## Begin
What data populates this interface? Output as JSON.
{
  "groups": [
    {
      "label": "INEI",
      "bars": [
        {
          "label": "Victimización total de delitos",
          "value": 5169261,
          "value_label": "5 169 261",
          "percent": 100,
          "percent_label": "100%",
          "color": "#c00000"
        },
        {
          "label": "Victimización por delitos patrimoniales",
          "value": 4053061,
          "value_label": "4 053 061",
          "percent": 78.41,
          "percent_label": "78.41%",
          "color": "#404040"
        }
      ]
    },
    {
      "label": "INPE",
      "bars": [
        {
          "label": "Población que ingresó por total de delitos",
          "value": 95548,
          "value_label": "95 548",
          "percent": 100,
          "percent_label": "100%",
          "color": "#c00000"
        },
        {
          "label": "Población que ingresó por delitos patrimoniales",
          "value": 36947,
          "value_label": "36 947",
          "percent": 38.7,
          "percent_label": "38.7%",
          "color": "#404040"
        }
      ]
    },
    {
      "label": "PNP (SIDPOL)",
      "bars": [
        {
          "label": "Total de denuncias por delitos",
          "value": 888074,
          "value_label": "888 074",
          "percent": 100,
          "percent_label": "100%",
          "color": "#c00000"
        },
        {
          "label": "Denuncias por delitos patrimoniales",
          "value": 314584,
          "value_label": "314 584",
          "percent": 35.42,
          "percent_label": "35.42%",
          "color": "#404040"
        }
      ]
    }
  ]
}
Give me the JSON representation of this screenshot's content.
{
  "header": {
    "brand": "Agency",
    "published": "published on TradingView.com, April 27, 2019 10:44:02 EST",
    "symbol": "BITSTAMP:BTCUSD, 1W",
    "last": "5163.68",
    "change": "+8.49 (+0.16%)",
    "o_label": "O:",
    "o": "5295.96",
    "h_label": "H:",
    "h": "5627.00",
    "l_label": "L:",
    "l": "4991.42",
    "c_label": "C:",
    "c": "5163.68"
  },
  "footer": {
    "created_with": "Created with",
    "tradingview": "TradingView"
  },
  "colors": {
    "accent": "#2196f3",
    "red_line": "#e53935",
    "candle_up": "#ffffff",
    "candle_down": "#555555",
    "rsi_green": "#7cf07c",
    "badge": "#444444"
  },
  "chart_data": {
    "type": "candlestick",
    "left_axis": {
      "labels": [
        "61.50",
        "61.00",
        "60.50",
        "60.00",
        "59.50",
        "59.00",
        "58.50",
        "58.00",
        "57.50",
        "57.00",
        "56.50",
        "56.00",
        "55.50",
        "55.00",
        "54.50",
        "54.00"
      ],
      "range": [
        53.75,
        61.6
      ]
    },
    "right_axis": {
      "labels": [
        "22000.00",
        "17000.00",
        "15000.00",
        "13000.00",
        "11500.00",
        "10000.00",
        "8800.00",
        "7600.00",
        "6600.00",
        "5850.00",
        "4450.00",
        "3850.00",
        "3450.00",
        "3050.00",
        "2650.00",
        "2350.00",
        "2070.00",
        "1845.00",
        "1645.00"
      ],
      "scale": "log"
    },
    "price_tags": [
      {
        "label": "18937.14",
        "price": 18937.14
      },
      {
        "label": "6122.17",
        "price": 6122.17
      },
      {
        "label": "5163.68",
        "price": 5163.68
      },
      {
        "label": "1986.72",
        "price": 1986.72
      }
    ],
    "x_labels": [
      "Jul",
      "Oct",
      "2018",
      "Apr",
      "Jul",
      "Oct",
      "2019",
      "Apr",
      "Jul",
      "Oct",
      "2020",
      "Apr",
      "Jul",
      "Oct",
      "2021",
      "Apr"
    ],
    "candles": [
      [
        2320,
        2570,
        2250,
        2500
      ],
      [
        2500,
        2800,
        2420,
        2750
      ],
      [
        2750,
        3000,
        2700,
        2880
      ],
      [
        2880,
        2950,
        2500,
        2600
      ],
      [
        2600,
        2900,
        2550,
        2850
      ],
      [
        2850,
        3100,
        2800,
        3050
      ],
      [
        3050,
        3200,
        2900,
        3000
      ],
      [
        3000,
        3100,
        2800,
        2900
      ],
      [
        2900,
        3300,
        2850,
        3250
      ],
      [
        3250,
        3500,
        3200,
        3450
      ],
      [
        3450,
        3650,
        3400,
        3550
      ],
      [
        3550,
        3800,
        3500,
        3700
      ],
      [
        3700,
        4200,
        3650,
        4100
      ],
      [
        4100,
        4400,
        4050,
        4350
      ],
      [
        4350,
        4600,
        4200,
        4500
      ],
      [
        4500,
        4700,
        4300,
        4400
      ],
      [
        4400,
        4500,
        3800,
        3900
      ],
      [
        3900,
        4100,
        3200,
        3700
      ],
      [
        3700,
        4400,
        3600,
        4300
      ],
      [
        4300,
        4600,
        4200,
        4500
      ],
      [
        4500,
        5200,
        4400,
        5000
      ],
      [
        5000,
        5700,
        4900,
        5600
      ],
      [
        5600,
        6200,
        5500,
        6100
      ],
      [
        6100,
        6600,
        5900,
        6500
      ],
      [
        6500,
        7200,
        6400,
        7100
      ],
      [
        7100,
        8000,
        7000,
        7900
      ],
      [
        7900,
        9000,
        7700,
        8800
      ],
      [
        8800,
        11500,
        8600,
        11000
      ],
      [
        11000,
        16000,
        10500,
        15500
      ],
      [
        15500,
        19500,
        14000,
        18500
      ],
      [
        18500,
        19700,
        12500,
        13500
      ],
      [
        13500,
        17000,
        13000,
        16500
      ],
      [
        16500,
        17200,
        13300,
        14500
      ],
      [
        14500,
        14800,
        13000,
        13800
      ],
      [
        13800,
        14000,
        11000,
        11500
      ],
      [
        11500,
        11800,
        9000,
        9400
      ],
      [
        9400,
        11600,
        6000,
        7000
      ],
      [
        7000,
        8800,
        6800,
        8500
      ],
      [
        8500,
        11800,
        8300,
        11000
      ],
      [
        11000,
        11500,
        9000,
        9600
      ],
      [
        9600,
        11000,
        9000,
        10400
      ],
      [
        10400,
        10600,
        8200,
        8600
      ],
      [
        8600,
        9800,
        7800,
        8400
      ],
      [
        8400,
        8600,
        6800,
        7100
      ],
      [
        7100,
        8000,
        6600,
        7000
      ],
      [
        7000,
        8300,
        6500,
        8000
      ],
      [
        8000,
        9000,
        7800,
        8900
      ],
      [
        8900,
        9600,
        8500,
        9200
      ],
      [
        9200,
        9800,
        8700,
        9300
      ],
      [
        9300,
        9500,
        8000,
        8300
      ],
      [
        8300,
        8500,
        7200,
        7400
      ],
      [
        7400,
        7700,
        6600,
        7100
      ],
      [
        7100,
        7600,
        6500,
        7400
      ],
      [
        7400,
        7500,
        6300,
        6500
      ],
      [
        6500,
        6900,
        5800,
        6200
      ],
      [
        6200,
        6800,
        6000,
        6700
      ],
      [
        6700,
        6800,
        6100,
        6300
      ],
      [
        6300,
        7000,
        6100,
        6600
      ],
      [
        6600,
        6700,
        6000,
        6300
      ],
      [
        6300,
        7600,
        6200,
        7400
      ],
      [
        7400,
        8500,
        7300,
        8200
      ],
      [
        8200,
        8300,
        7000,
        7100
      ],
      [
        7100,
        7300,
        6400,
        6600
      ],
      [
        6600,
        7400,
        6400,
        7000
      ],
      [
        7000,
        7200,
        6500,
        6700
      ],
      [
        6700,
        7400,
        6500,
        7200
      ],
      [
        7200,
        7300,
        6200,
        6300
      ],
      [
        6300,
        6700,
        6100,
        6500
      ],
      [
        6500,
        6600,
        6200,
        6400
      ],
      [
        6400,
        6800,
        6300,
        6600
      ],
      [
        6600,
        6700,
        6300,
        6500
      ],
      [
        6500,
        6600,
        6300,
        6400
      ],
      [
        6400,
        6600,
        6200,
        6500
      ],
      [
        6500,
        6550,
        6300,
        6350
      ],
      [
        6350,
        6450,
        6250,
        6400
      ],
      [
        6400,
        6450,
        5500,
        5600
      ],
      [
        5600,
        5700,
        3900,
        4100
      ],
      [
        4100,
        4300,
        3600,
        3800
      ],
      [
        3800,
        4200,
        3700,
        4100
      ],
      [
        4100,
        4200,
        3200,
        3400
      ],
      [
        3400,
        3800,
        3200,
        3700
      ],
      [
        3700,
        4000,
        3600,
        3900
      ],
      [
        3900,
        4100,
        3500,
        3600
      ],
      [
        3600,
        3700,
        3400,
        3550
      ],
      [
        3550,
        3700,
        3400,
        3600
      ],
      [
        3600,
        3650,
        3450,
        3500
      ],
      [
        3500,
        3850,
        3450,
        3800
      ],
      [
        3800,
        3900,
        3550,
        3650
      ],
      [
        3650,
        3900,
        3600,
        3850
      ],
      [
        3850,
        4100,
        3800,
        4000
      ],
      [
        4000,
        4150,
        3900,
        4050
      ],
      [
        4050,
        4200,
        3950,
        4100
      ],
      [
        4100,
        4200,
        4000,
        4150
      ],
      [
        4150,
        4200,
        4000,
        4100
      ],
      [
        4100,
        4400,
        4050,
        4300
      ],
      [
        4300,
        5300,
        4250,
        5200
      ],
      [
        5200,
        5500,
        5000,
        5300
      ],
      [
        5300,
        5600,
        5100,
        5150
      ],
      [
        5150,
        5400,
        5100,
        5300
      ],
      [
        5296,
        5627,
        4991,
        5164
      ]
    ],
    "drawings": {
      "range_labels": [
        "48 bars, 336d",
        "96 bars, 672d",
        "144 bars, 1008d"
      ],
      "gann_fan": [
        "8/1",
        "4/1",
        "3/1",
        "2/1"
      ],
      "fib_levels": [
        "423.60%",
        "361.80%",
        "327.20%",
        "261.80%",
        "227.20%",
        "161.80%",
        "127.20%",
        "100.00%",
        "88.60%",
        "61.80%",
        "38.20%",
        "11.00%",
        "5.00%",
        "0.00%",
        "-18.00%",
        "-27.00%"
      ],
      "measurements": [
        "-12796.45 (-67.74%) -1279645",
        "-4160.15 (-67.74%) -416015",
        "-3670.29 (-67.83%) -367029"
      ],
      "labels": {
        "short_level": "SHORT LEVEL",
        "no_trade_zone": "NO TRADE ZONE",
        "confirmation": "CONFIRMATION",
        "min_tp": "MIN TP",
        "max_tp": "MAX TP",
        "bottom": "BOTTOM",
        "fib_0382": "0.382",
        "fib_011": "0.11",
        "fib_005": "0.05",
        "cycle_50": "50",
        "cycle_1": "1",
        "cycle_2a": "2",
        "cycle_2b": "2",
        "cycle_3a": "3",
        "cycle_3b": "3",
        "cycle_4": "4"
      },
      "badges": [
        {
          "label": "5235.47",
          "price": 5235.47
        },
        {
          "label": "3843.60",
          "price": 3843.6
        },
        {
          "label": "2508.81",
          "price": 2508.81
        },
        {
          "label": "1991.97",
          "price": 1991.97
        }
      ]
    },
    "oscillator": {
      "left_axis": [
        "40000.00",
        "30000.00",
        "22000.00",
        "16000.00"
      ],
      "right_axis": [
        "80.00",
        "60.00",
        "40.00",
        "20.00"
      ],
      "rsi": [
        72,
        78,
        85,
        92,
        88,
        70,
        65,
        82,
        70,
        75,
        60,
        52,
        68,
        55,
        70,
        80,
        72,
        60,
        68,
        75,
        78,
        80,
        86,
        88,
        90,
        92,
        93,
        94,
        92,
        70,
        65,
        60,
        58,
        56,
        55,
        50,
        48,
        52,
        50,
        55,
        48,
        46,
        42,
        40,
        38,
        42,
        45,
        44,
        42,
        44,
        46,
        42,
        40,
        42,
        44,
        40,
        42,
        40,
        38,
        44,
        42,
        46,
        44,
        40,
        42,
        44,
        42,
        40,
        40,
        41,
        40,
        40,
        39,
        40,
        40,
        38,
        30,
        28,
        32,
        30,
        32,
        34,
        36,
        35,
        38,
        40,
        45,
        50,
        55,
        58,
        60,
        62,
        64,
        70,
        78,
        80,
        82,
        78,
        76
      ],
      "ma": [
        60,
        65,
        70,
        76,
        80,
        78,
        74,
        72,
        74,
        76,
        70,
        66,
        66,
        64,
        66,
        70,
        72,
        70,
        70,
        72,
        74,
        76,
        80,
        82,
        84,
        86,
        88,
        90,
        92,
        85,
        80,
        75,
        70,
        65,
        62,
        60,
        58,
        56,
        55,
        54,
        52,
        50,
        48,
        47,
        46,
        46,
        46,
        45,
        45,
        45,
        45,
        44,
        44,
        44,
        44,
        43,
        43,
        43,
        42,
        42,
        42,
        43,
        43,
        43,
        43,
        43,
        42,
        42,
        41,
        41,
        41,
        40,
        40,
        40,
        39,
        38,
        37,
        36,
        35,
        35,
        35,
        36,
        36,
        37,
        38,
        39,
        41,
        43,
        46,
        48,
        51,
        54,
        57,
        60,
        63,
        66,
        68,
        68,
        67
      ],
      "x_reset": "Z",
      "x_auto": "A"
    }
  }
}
## End
[Written problem]
Write out every line of the entries that holds the word "TradingView".

[Written response]
    "published": "published on TradingView.com, April 27, 2019 10:44:02 EST",
    "tradingview": "TradingView"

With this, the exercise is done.